■ Written instruction
Go through the listing below and list every line with "时为偶函数".

■ Material for the task
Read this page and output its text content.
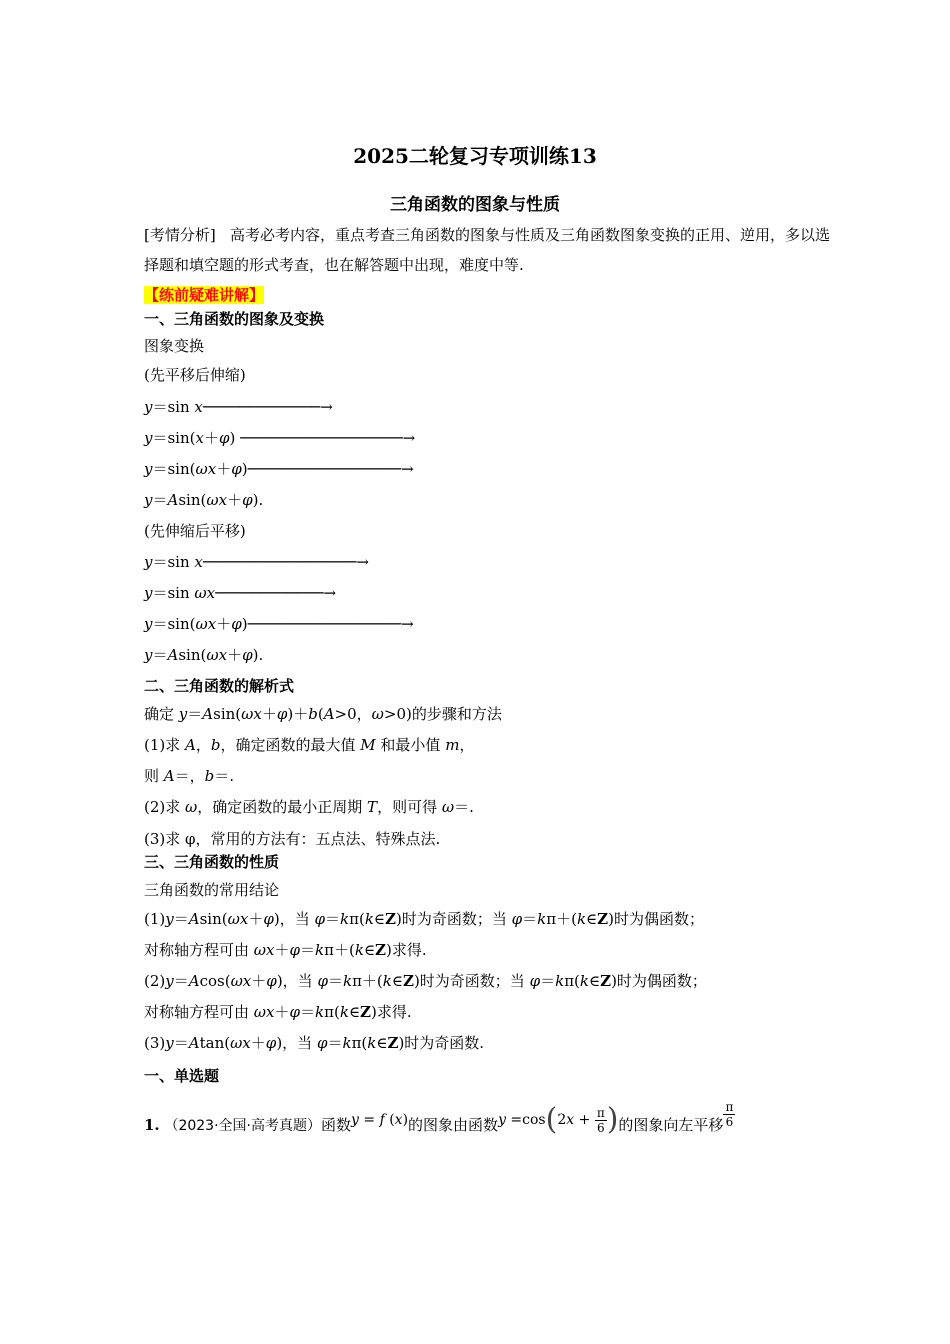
2025二轮复习专项训练13
三角函数的图象与性质
[考情分析] 高考必考内容，重点考查三角函数的图象与性质及三角函数图象变换的正用、逆用，多以选择题和填空题的形式考查，也在解答题中出现，难度中等.
【练前疑难讲解】
一、三角函数的图象及变换
图象变换
(先平移后伸缩)
y＝sin x─────────────→
y＝sin(x＋φ) ──────────────────→
y＝sin(ωx＋φ)─────────────────→
y＝Asin(ωx＋φ).
(先伸缩后平移)
y＝sin x─────────────────→
y＝sin ωx────────────→
y＝sin(ωx＋φ)─────────────────→
y＝Asin(ωx＋φ).
二、三角函数的解析式
确定 y＝Asin(ωx＋φ)＋b(A>0，ω>0)的步骤和方法
(1)求 A，b，确定函数的最大值 M 和最小值 m，
则 A＝，b＝.
(2)求 ω，确定函数的最小正周期 T，则可得 ω＝.
(3)求 φ，常用的方法有：五点法、特殊点法.
三、三角函数的性质
三角函数的常用结论
(1)y＝Asin(ωx＋φ)，当 φ＝kπ(k∈Z)时为奇函数；当 φ＝kπ＋(k∈Z)时为偶函数；
对称轴方程可由 ωx＋φ＝kπ＋(k∈Z)求得.
(2)y＝Acos(ωx＋φ)，当 φ＝kπ＋(k∈Z)时为奇函数；当 φ＝kπ(k∈Z)时为偶函数；
对称轴方程可由 ωx＋φ＝kπ(k∈Z)求得.
(3)y＝Atan(ωx＋φ)，当 φ＝kπ(k∈Z)时为奇函数.
一、单选题
1. （2023·全国·高考真题）函数y = f (x)的图象由函数$y =\cos(2x + \frac{\pi}{6}$ )的图象向左平移 $\frac{\pi}{6}$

■ Worked answer
(1)y＝Asin(ωx＋φ)，当 φ＝kπ(k∈Z)时为奇函数；当 φ＝kπ＋(k∈Z)时为偶函数；
(2)y＝Acos(ωx＋φ)，当 φ＝kπ＋(k∈Z)时为奇函数；当 φ＝kπ(k∈Z)时为偶函数；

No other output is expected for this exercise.